→ **What you will do**
Among the entries, which lines carry the string "размер"? Copy each of them.
----- Data rows -----
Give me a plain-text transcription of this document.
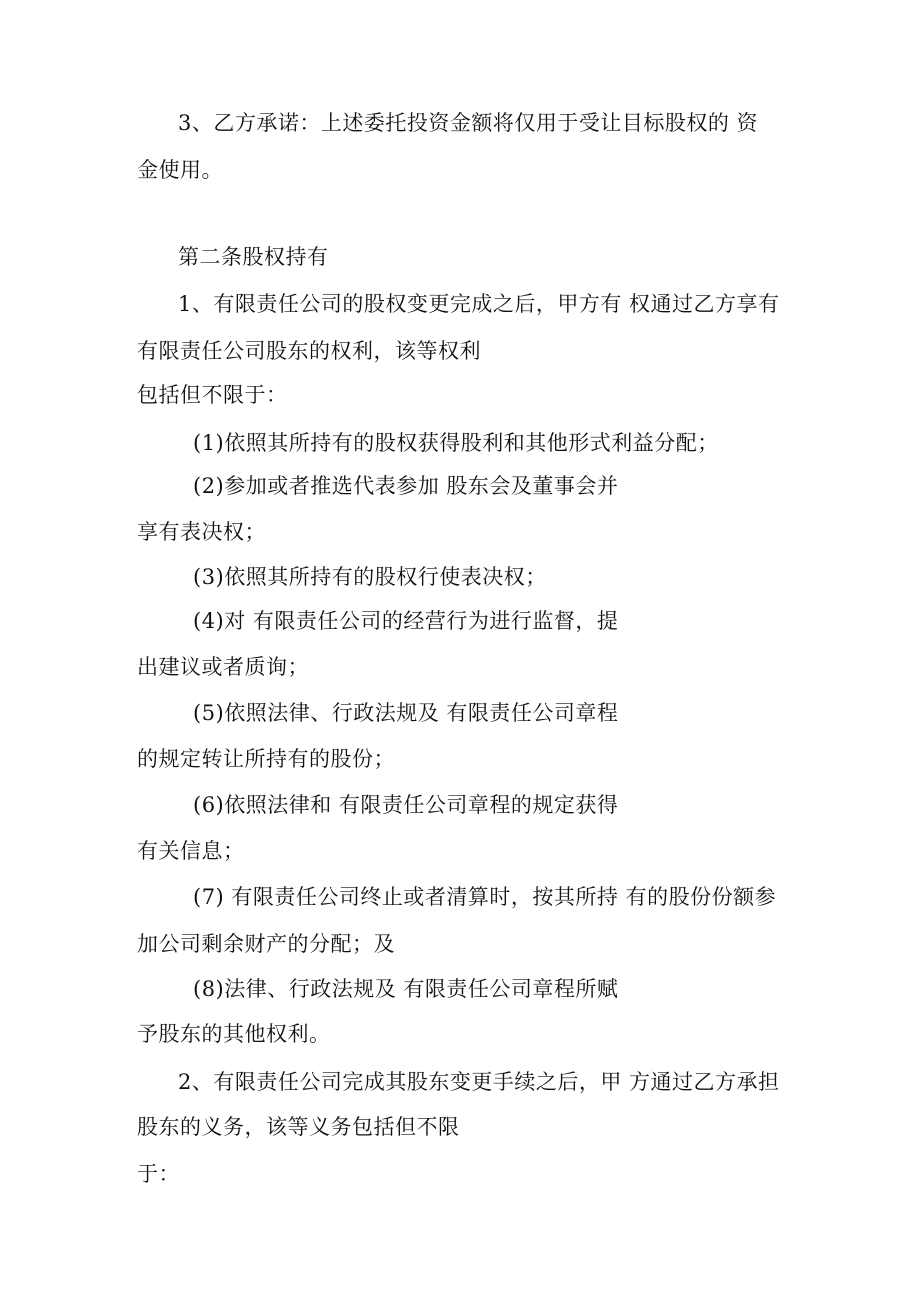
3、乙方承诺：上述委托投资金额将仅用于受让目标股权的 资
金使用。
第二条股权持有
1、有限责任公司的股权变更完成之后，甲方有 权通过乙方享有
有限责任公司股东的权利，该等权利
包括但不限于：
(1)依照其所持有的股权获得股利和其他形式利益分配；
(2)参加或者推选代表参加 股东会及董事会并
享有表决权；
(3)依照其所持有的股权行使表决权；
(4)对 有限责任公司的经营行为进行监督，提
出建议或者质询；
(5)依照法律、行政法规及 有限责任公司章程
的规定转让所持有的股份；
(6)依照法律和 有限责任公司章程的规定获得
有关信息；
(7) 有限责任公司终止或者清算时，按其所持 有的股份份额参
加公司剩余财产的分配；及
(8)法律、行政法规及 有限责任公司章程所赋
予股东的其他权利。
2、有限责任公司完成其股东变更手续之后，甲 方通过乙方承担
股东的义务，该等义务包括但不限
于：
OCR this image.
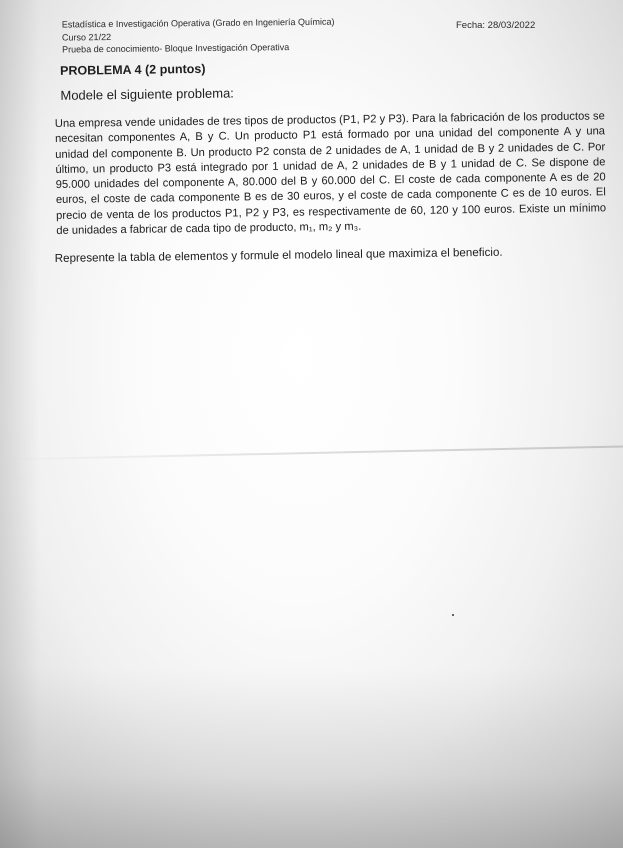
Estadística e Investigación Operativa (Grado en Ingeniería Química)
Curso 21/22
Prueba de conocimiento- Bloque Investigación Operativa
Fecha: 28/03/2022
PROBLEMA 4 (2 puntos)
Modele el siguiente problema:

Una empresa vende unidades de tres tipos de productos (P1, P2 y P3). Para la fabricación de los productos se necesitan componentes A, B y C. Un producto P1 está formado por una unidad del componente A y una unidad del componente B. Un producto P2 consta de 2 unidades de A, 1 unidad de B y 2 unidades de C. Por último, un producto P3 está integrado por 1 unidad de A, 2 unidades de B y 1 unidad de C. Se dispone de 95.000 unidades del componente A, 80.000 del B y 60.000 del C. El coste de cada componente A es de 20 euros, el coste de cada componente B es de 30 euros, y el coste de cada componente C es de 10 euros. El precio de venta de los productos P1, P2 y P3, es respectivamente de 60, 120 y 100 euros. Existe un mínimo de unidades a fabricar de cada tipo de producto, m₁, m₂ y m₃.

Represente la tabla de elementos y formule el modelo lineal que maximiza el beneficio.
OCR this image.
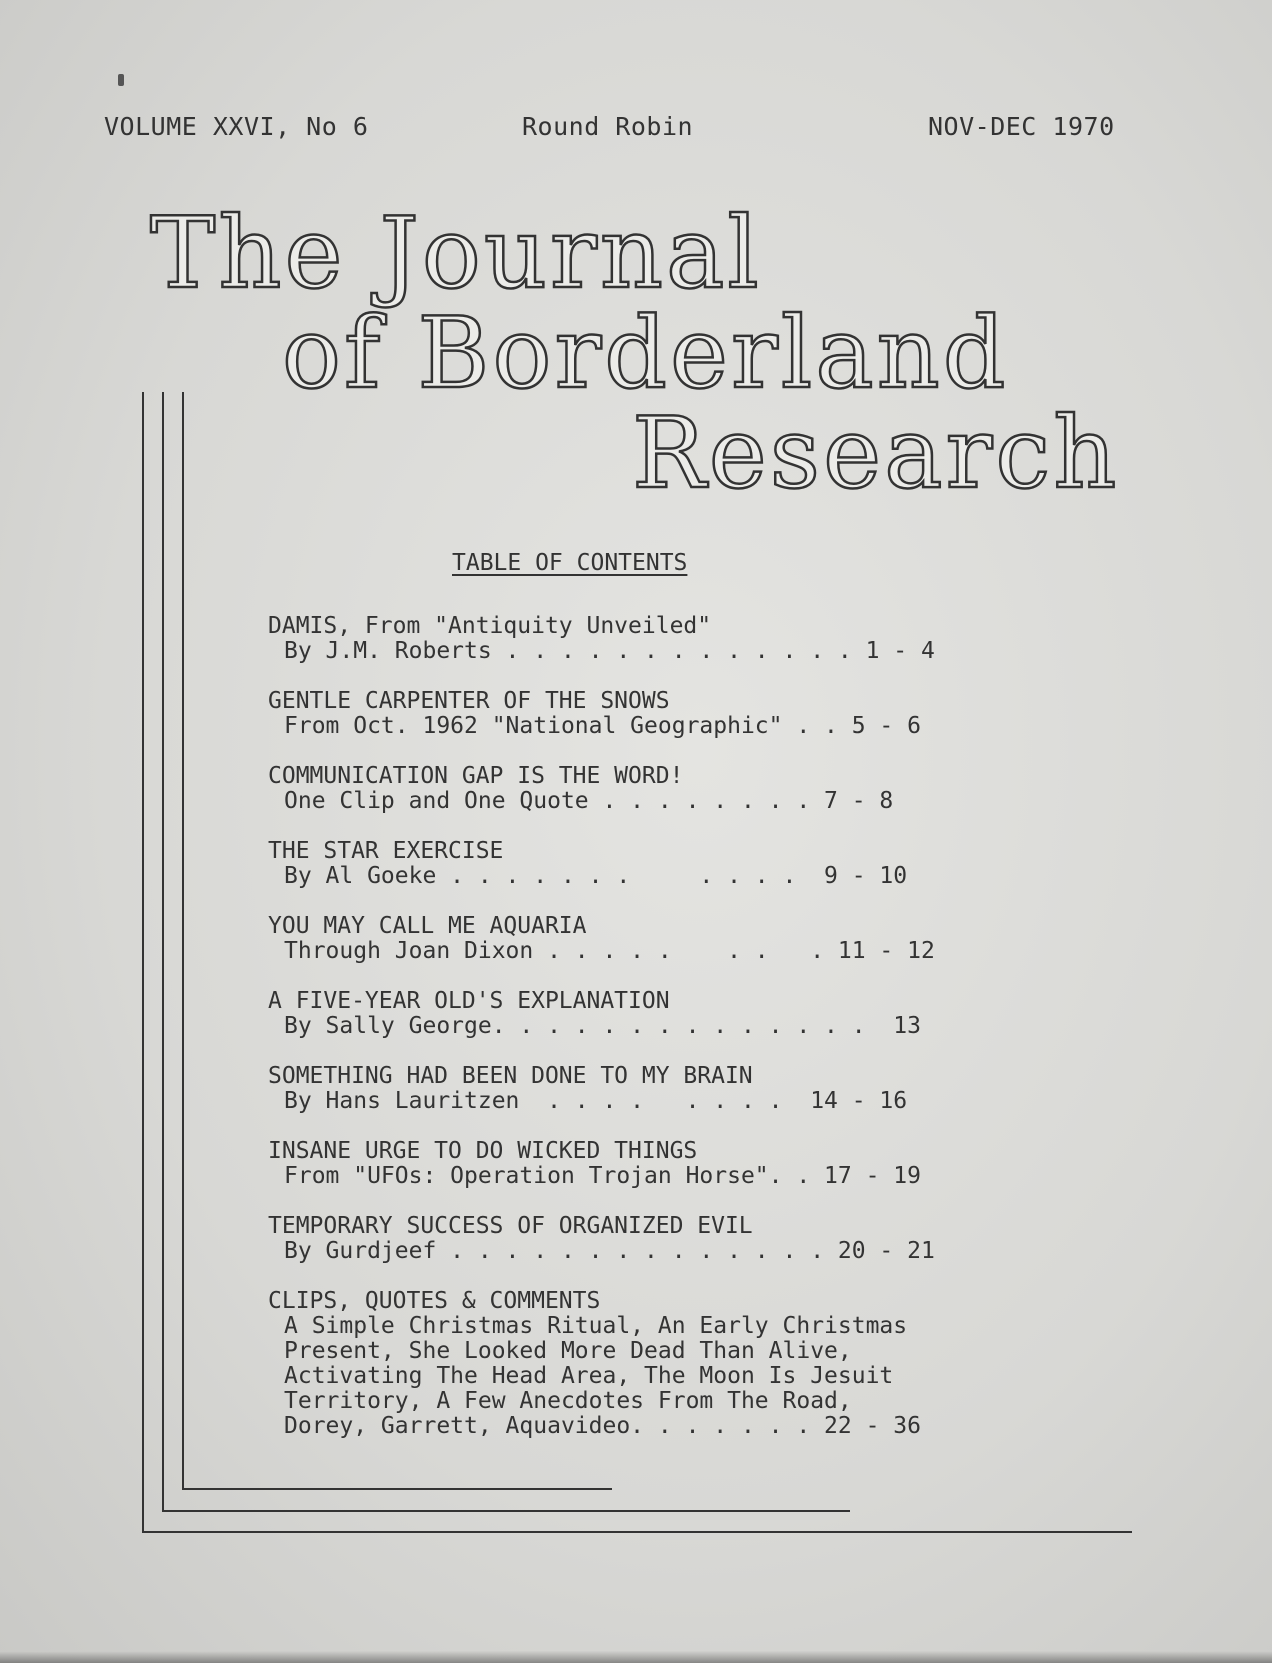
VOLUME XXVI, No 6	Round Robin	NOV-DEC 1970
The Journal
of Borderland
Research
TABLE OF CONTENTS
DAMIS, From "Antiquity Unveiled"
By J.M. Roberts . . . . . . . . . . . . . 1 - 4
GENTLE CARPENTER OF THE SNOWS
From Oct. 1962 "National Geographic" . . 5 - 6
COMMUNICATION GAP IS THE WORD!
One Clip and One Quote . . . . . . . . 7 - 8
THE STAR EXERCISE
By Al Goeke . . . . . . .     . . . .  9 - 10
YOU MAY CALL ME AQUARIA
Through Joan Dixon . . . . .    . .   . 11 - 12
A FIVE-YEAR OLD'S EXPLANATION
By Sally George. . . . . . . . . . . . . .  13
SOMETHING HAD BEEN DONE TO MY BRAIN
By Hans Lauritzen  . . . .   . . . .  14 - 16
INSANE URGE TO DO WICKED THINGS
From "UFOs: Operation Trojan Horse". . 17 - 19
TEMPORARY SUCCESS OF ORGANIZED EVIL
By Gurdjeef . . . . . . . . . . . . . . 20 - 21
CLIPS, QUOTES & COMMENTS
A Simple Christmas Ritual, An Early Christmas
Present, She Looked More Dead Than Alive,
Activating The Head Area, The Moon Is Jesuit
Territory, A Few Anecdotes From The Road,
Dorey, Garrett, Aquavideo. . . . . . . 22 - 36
-----
----- Data rows -----
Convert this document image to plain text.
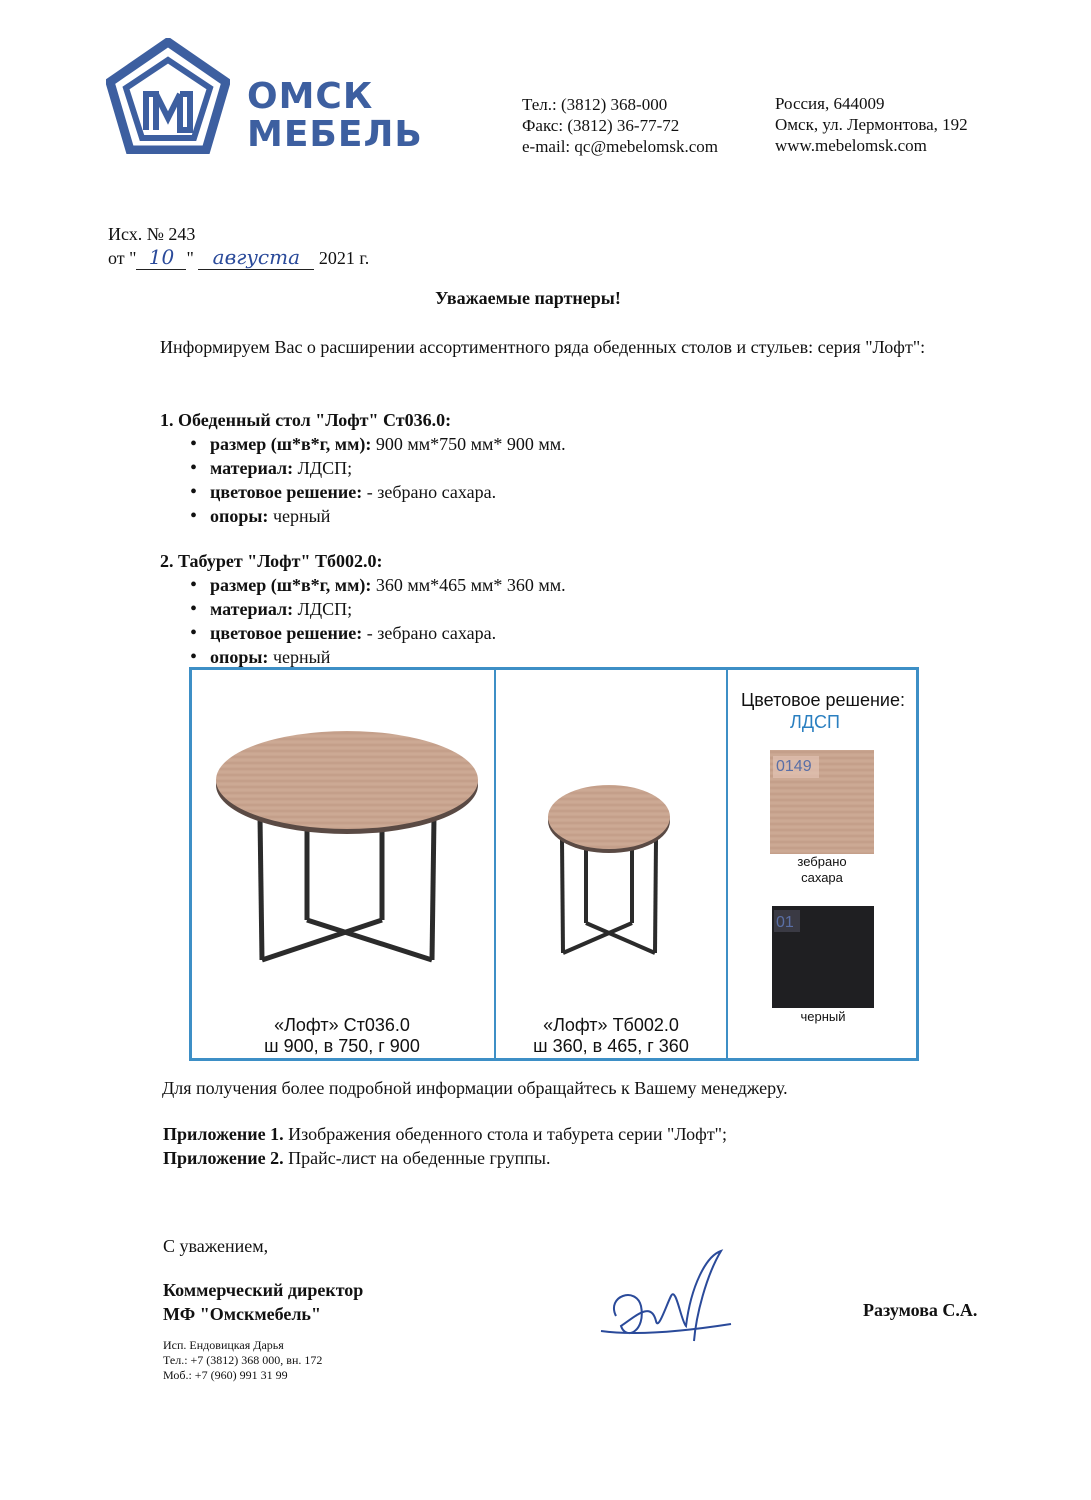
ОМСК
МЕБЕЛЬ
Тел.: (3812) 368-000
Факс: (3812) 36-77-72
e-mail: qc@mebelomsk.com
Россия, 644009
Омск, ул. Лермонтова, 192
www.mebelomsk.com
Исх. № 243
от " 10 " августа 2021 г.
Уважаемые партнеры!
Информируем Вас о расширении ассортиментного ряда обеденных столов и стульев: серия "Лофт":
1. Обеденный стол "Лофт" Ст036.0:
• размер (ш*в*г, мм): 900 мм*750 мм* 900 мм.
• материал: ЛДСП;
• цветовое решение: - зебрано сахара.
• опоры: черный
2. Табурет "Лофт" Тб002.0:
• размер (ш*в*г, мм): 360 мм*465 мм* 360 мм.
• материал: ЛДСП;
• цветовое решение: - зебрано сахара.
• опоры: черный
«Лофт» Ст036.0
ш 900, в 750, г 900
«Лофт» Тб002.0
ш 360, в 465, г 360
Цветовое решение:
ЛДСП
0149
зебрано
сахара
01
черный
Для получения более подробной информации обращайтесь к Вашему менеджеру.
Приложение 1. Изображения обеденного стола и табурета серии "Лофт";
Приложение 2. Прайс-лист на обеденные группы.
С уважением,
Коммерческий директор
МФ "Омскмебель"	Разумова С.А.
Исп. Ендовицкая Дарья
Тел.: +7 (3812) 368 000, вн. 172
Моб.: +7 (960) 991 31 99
-----
→ **Output for this exercise**
• размер (ш*в*г, мм): 900 мм*750 мм* 900 мм.
• размер (ш*в*г, мм): 360 мм*465 мм* 360 мм.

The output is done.